* begin RAW DATA *

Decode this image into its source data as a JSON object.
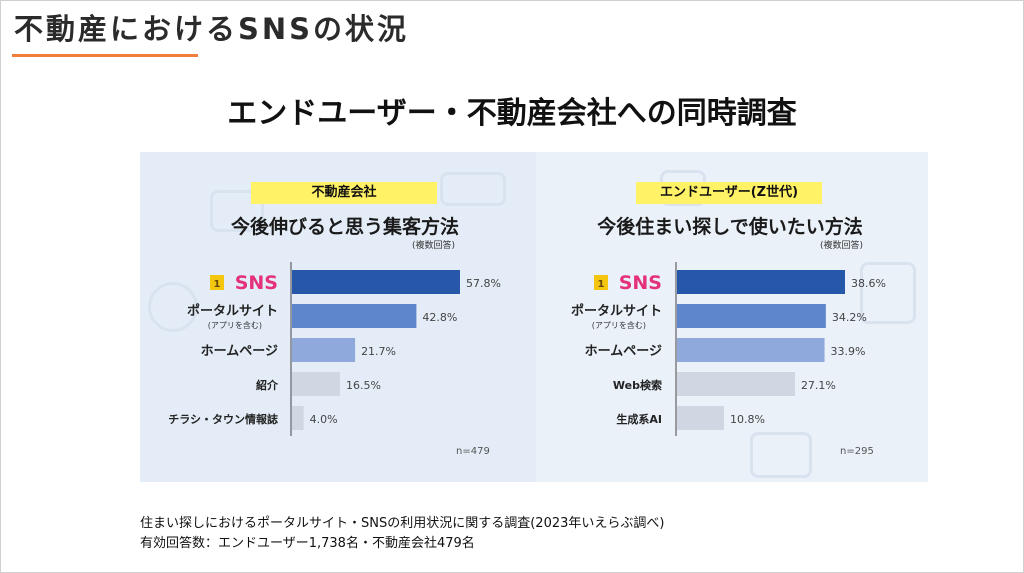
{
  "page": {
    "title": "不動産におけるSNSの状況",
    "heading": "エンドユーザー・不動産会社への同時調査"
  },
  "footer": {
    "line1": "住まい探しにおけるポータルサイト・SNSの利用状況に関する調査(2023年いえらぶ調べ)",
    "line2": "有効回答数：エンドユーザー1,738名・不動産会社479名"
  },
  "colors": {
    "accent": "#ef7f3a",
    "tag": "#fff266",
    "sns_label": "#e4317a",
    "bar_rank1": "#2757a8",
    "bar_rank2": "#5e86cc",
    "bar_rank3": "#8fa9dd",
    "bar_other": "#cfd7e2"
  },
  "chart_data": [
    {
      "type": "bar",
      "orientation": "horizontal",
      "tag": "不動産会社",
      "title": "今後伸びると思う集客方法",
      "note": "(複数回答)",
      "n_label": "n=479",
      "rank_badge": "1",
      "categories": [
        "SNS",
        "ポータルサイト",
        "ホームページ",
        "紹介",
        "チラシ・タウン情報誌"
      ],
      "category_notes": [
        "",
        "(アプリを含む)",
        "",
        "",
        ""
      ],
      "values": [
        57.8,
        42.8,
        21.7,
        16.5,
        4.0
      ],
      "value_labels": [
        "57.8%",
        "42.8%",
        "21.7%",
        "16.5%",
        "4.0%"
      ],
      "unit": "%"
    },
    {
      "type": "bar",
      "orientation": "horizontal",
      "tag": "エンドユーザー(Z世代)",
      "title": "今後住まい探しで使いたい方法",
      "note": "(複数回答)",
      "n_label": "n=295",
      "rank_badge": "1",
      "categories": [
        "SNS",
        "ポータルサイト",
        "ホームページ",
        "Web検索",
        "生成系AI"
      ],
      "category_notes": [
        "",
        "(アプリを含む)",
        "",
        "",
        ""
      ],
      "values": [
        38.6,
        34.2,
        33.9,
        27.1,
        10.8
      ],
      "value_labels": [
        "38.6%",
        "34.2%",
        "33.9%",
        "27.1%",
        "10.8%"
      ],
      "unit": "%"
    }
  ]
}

* end RAW DATA *

_PROBLEM TO WORK ON_
Your copy should repeat each entry above exactly but contain no pictures.

_ANSWER FOR THE TASK_
Decode this image into its source data as a JSON object.
{
  "page": {
    "title": "不動産におけるSNSの状況",
    "heading": "エンドユーザー・不動産会社への同時調査"
  },
  "footer": {
    "line1": "住まい探しにおけるポータルサイト・SNSの利用状況に関する調査(2023年いえらぶ調べ)",
    "line2": "有効回答数：エンドユーザー1,738名・不動産会社479名"
  },
  "colors": {
    "accent": "#ef7f3a",
    "tag": "#fff266",
    "sns_label": "#e4317a",
    "bar_rank1": "#2757a8",
    "bar_rank2": "#5e86cc",
    "bar_rank3": "#8fa9dd",
    "bar_other": "#cfd7e2"
  },
  "chart_data": [
    {
      "type": "bar",
      "orientation": "horizontal",
      "tag": "不動産会社",
      "title": "今後伸びると思う集客方法",
      "note": "(複数回答)",
      "n_label": "n=479",
      "rank_badge": "1",
      "categories": [
        "SNS",
        "ポータルサイト",
        "ホームページ",
        "紹介",
        "チラシ・タウン情報誌"
      ],
      "category_notes": [
        "",
        "(アプリを含む)",
        "",
        "",
        ""
      ],
      "values": [
        57.8,
        42.8,
        21.7,
        16.5,
        4.0
      ],
      "value_labels": [
        "57.8%",
        "42.8%",
        "21.7%",
        "16.5%",
        "4.0%"
      ],
      "unit": "%"
    },
    {
      "type": "bar",
      "orientation": "horizontal",
      "tag": "エンドユーザー(Z世代)",
      "title": "今後住まい探しで使いたい方法",
      "note": "(複数回答)",
      "n_label": "n=295",
      "rank_badge": "1",
      "categories": [
        "SNS",
        "ポータルサイト",
        "ホームページ",
        "Web検索",
        "生成系AI"
      ],
      "category_notes": [
        "",
        "(アプリを含む)",
        "",
        "",
        ""
      ],
      "values": [
        38.6,
        34.2,
        33.9,
        27.1,
        10.8
      ],
      "value_labels": [
        "38.6%",
        "34.2%",
        "33.9%",
        "27.1%",
        "10.8%"
      ],
      "unit": "%"
    }
  ]
}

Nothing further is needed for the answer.